⟨

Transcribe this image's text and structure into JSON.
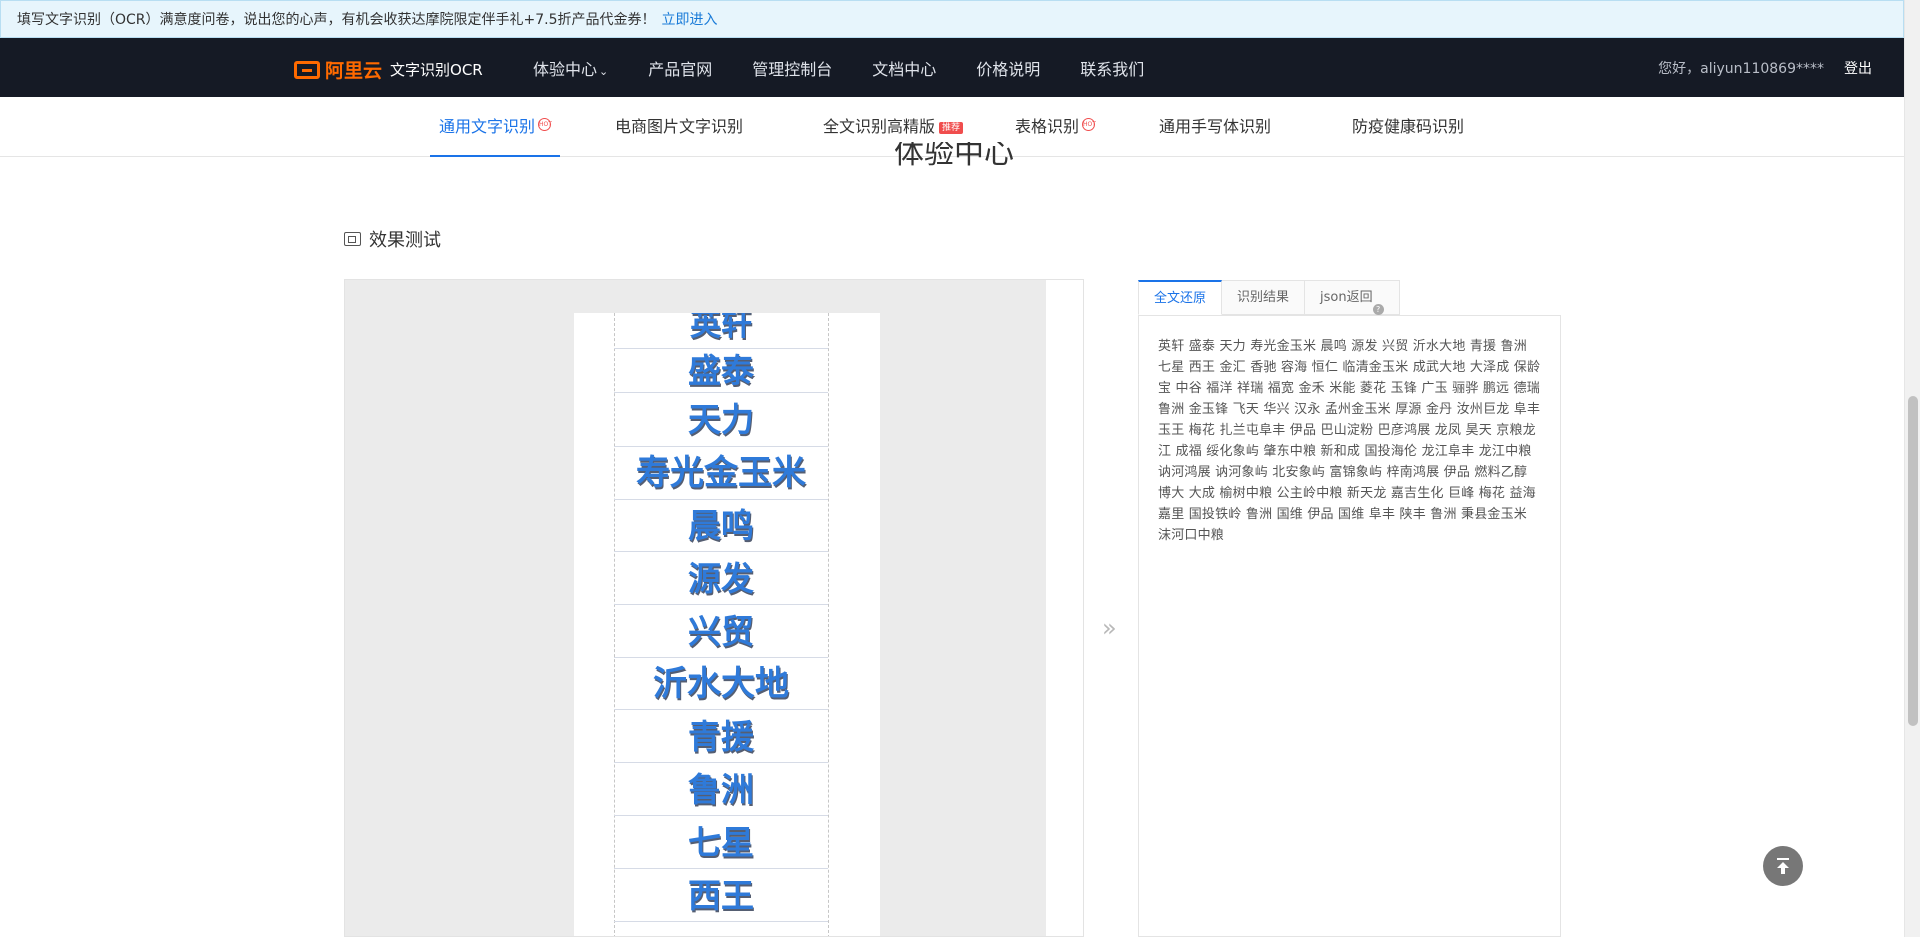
{
  "banner": {
    "text": "填写文字识别（OCR）满意度问卷，说出您的心声，有机会收获达摩院限定伴手礼+7.5折产品代金券！",
    "link": "立即进入"
  },
  "navbar": {
    "brand": "阿里云",
    "product": "文字识别OCR",
    "items": [
      {
        "label": "体验中心",
        "chevron": "⌄"
      },
      {
        "label": "产品官网"
      },
      {
        "label": "管理控制台"
      },
      {
        "label": "文档中心"
      },
      {
        "label": "价格说明"
      },
      {
        "label": "联系我们"
      }
    ],
    "greeting": "您好，aliyun110869****",
    "logout": "登出"
  },
  "subtabs": [
    {
      "label": "通用文字识别",
      "badge": "HOT",
      "active": true
    },
    {
      "label": "电商图片文字识别"
    },
    {
      "label": "全文识别高精版",
      "badge": "推荐"
    },
    {
      "label": "表格识别",
      "badge": "HOT"
    },
    {
      "label": "通用手写体识别"
    },
    {
      "label": "防疫健康码识别"
    }
  ],
  "center_title": "体验中心",
  "section_title": "效果测试",
  "preview_rows": [
    "英轩",
    "盛泰",
    "天力",
    "寿光金玉米",
    "晨鸣",
    "源发",
    "兴贸",
    "沂水大地",
    "青援",
    "鲁洲",
    "七星",
    "西王"
  ],
  "result_tabs": [
    "全文还原",
    "识别结果",
    "json返回"
  ],
  "result_text": "英轩 盛泰 天力 寿光金玉米 晨鸣 源发 兴贸 沂水大地 青援 鲁洲 七星 西王 金汇 香驰 容海 恒仁 临清金玉米 成武大地 大泽成 保龄宝 中谷 福洋 祥瑞 福宽 金禾 米能 菱花 玉锋 广玉 骊骅 鹏远 德瑞 鲁洲 金玉锋 飞天 华兴 汉永 孟州金玉米 厚源 金丹 汝州巨龙 阜丰 玉王 梅花 扎兰屯阜丰 伊品 巴山淀粉 巴彦鸿展 龙凤 昊天 京粮龙江 成福 绥化象屿 肇东中粮 新和成 国投海伦 龙江阜丰 龙江中粮 讷河鸿展 讷河象屿 北安象屿 富锦象屿 梓南鸿展 伊品 燃料乙醇 博大 大成 榆树中粮 公主岭中粮 新天龙 嘉吉生化 巨峰 梅花 益海嘉里 国投铁岭 鲁洲 国维 伊品 国维 阜丰 陕丰 鲁洲 秉县金玉米 沫河口中粮",
  "icons": {
    "arrow": "»",
    "question": "?",
    "hot": "HOT"
  }
}
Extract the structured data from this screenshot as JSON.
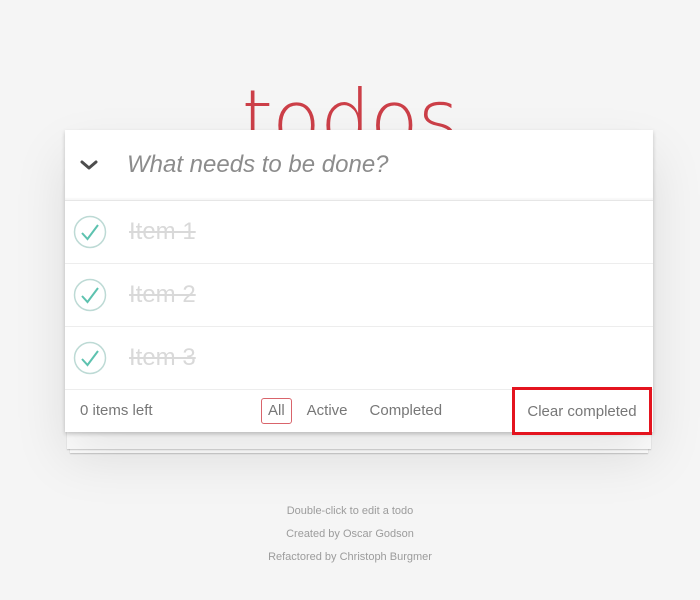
{
  "app": {
    "title": "todos"
  },
  "header": {
    "toggle_all_icon": "chevron-down-icon",
    "new_todo_placeholder": "What needs to be done?",
    "new_todo_value": ""
  },
  "todos": [
    {
      "label": "Item 1",
      "completed": true
    },
    {
      "label": "Item 2",
      "completed": true
    },
    {
      "label": "Item 3",
      "completed": true
    }
  ],
  "footer": {
    "count_text": "0 items left",
    "filters": [
      {
        "label": "All",
        "selected": true
      },
      {
        "label": "Active",
        "selected": false
      },
      {
        "label": "Completed",
        "selected": false
      }
    ],
    "clear_completed": "Clear completed"
  },
  "info": {
    "line1": "Double-click to edit a todo",
    "line2": "Created by Oscar Godson",
    "line3": "Refactored by Christoph Burgmer"
  },
  "colors": {
    "title": "#c9303a",
    "check_ring": "#bddad5",
    "check_mark": "#5dc2af",
    "selected_filter_border": "#d9646b",
    "highlight_box": "#e4141f"
  }
}
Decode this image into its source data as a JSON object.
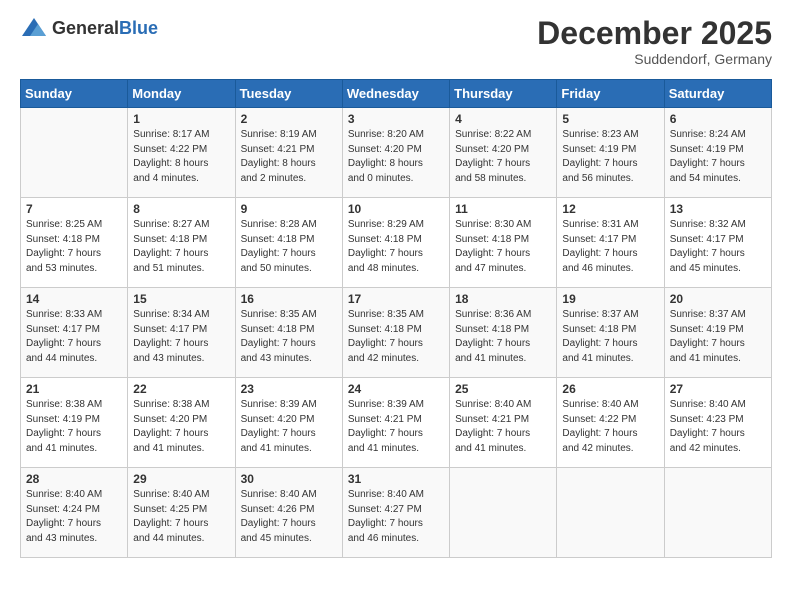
{
  "header": {
    "logo_general": "General",
    "logo_blue": "Blue",
    "month": "December 2025",
    "location": "Suddendorf, Germany"
  },
  "days_of_week": [
    "Sunday",
    "Monday",
    "Tuesday",
    "Wednesday",
    "Thursday",
    "Friday",
    "Saturday"
  ],
  "weeks": [
    [
      {
        "day": "",
        "info": ""
      },
      {
        "day": "1",
        "info": "Sunrise: 8:17 AM\nSunset: 4:22 PM\nDaylight: 8 hours\nand 4 minutes."
      },
      {
        "day": "2",
        "info": "Sunrise: 8:19 AM\nSunset: 4:21 PM\nDaylight: 8 hours\nand 2 minutes."
      },
      {
        "day": "3",
        "info": "Sunrise: 8:20 AM\nSunset: 4:20 PM\nDaylight: 8 hours\nand 0 minutes."
      },
      {
        "day": "4",
        "info": "Sunrise: 8:22 AM\nSunset: 4:20 PM\nDaylight: 7 hours\nand 58 minutes."
      },
      {
        "day": "5",
        "info": "Sunrise: 8:23 AM\nSunset: 4:19 PM\nDaylight: 7 hours\nand 56 minutes."
      },
      {
        "day": "6",
        "info": "Sunrise: 8:24 AM\nSunset: 4:19 PM\nDaylight: 7 hours\nand 54 minutes."
      }
    ],
    [
      {
        "day": "7",
        "info": "Sunrise: 8:25 AM\nSunset: 4:18 PM\nDaylight: 7 hours\nand 53 minutes."
      },
      {
        "day": "8",
        "info": "Sunrise: 8:27 AM\nSunset: 4:18 PM\nDaylight: 7 hours\nand 51 minutes."
      },
      {
        "day": "9",
        "info": "Sunrise: 8:28 AM\nSunset: 4:18 PM\nDaylight: 7 hours\nand 50 minutes."
      },
      {
        "day": "10",
        "info": "Sunrise: 8:29 AM\nSunset: 4:18 PM\nDaylight: 7 hours\nand 48 minutes."
      },
      {
        "day": "11",
        "info": "Sunrise: 8:30 AM\nSunset: 4:18 PM\nDaylight: 7 hours\nand 47 minutes."
      },
      {
        "day": "12",
        "info": "Sunrise: 8:31 AM\nSunset: 4:17 PM\nDaylight: 7 hours\nand 46 minutes."
      },
      {
        "day": "13",
        "info": "Sunrise: 8:32 AM\nSunset: 4:17 PM\nDaylight: 7 hours\nand 45 minutes."
      }
    ],
    [
      {
        "day": "14",
        "info": "Sunrise: 8:33 AM\nSunset: 4:17 PM\nDaylight: 7 hours\nand 44 minutes."
      },
      {
        "day": "15",
        "info": "Sunrise: 8:34 AM\nSunset: 4:17 PM\nDaylight: 7 hours\nand 43 minutes."
      },
      {
        "day": "16",
        "info": "Sunrise: 8:35 AM\nSunset: 4:18 PM\nDaylight: 7 hours\nand 43 minutes."
      },
      {
        "day": "17",
        "info": "Sunrise: 8:35 AM\nSunset: 4:18 PM\nDaylight: 7 hours\nand 42 minutes."
      },
      {
        "day": "18",
        "info": "Sunrise: 8:36 AM\nSunset: 4:18 PM\nDaylight: 7 hours\nand 41 minutes."
      },
      {
        "day": "19",
        "info": "Sunrise: 8:37 AM\nSunset: 4:18 PM\nDaylight: 7 hours\nand 41 minutes."
      },
      {
        "day": "20",
        "info": "Sunrise: 8:37 AM\nSunset: 4:19 PM\nDaylight: 7 hours\nand 41 minutes."
      }
    ],
    [
      {
        "day": "21",
        "info": "Sunrise: 8:38 AM\nSunset: 4:19 PM\nDaylight: 7 hours\nand 41 minutes."
      },
      {
        "day": "22",
        "info": "Sunrise: 8:38 AM\nSunset: 4:20 PM\nDaylight: 7 hours\nand 41 minutes."
      },
      {
        "day": "23",
        "info": "Sunrise: 8:39 AM\nSunset: 4:20 PM\nDaylight: 7 hours\nand 41 minutes."
      },
      {
        "day": "24",
        "info": "Sunrise: 8:39 AM\nSunset: 4:21 PM\nDaylight: 7 hours\nand 41 minutes."
      },
      {
        "day": "25",
        "info": "Sunrise: 8:40 AM\nSunset: 4:21 PM\nDaylight: 7 hours\nand 41 minutes."
      },
      {
        "day": "26",
        "info": "Sunrise: 8:40 AM\nSunset: 4:22 PM\nDaylight: 7 hours\nand 42 minutes."
      },
      {
        "day": "27",
        "info": "Sunrise: 8:40 AM\nSunset: 4:23 PM\nDaylight: 7 hours\nand 42 minutes."
      }
    ],
    [
      {
        "day": "28",
        "info": "Sunrise: 8:40 AM\nSunset: 4:24 PM\nDaylight: 7 hours\nand 43 minutes."
      },
      {
        "day": "29",
        "info": "Sunrise: 8:40 AM\nSunset: 4:25 PM\nDaylight: 7 hours\nand 44 minutes."
      },
      {
        "day": "30",
        "info": "Sunrise: 8:40 AM\nSunset: 4:26 PM\nDaylight: 7 hours\nand 45 minutes."
      },
      {
        "day": "31",
        "info": "Sunrise: 8:40 AM\nSunset: 4:27 PM\nDaylight: 7 hours\nand 46 minutes."
      },
      {
        "day": "",
        "info": ""
      },
      {
        "day": "",
        "info": ""
      },
      {
        "day": "",
        "info": ""
      }
    ]
  ]
}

⟩

## Short problem:
Copy out every line from the records that has the word "into".

## Result for this task:
Transcribe this image's text and structure into JSON.
Decode this image into its source data as a JSON object.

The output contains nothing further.